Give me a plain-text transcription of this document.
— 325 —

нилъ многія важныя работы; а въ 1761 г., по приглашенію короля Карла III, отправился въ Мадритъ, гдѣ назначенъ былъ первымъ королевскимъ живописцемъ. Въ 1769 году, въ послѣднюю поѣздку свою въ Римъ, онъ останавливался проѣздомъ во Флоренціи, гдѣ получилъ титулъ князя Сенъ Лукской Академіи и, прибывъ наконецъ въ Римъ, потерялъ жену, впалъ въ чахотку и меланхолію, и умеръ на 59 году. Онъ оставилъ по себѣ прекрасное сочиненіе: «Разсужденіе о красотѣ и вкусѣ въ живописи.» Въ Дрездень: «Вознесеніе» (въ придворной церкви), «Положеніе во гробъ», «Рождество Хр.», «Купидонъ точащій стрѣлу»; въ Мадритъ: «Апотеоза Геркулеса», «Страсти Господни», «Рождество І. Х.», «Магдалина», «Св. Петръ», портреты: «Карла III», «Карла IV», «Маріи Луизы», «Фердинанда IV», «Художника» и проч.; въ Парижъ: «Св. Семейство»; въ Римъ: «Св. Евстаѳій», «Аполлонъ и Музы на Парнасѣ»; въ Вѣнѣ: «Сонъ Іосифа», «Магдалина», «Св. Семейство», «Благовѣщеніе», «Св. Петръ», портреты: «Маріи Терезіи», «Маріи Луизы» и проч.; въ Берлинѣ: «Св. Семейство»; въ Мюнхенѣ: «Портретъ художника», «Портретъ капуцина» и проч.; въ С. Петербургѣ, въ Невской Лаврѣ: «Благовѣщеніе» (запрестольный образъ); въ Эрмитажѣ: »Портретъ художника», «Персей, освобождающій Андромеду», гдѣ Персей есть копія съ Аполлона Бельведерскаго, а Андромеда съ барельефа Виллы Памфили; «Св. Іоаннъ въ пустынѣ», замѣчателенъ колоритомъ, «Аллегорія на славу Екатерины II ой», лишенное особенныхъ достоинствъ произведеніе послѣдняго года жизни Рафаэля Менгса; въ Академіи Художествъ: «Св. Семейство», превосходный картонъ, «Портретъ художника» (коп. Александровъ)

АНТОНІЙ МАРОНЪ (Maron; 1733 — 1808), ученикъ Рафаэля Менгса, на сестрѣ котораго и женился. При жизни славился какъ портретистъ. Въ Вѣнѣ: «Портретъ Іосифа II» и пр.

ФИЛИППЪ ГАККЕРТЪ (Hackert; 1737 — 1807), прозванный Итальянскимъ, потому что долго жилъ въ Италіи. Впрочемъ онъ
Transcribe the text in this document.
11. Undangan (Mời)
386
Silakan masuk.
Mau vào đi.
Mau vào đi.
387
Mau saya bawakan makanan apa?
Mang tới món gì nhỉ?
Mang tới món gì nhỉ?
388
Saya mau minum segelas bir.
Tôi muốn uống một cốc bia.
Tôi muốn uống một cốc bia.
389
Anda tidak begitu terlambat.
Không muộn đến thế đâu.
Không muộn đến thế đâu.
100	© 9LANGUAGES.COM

++++++++++

• Aim of the task
The full set of records should be duplicated exactly.

• Response to this exercise
Give me a plain-text transcription of this document.
— 325 —

нилъ многія важныя работы; а въ 1761 г., по приглашенію короля Карла III, отправился въ Мадритъ, гдѣ назначенъ былъ первымъ королевскимъ живописцемъ. Въ 1769 году, въ послѣднюю поѣздку свою въ Римъ, онъ останавливался проѣздомъ во Флоренціи, гдѣ получилъ титулъ князя Сенъ Лукской Академіи и, прибывъ наконецъ въ Римъ, потерялъ жену, впалъ въ чахотку и меланхолію, и умеръ на 59 году. Онъ оставилъ по себѣ прекрасное сочиненіе: «Разсужденіе о красотѣ и вкусѣ въ живописи.» Въ Дрездень: «Вознесеніе» (въ придворной церкви), «Положеніе во гробъ», «Рождество Хр.», «Купидонъ точащій стрѣлу»; въ Мадритъ: «Апотеоза Геркулеса», «Страсти Господни», «Рождество І. Х.», «Магдалина», «Св. Петръ», портреты: «Карла III», «Карла IV», «Маріи Луизы», «Фердинанда IV», «Художника» и проч.; въ Парижъ: «Св. Семейство»; въ Римъ: «Св. Евстаѳій», «Аполлонъ и Музы на Парнасѣ»; въ Вѣнѣ: «Сонъ Іосифа», «Магдалина», «Св. Семейство», «Благовѣщеніе», «Св. Петръ», портреты: «Маріи Терезіи», «Маріи Луизы» и проч.; въ Берлинѣ: «Св. Семейство»; въ Мюнхенѣ: «Портретъ художника», «Портретъ капуцина» и проч.; въ С. Петербургѣ, въ Невской Лаврѣ: «Благовѣщеніе» (запрестольный образъ); въ Эрмитажѣ: »Портретъ художника», «Персей, освобождающій Андромеду», гдѣ Персей есть копія съ Аполлона Бельведерскаго, а Андромеда съ барельефа Виллы Памфили; «Св. Іоаннъ въ пустынѣ», замѣчателенъ колоритомъ, «Аллегорія на славу Екатерины II ой», лишенное особенныхъ достоинствъ произведеніе послѣдняго года жизни Рафаэля Менгса; въ Академіи Художествъ: «Св. Семейство», превосходный картонъ, «Портретъ художника» (коп. Александровъ)

АНТОНІЙ МАРОНЪ (Maron; 1733 — 1808), ученикъ Рафаэля Менгса, на сестрѣ котораго и женился. При жизни славился какъ портретистъ. Въ Вѣнѣ: «Портретъ Іосифа II» и пр.

ФИЛИППЪ ГАККЕРТЪ (Hackert; 1737 — 1807), прозванный Итальянскимъ, потому что долго жилъ въ Италіи. Впрочемъ онъ
Transcribe the text in this document.
11. Undangan (Mời)
386
Silakan masuk.
Mau vào đi.
Mau vào đi.
387
Mau saya bawakan makanan apa?
Mang tới món gì nhỉ?
Mang tới món gì nhỉ?
388
Saya mau minum segelas bir.
Tôi muốn uống một cốc bia.
Tôi muốn uống một cốc bia.
389
Anda tidak begitu terlambat.
Không muộn đến thế đâu.
Không muộn đến thế đâu.
100	© 9LANGUAGES.COM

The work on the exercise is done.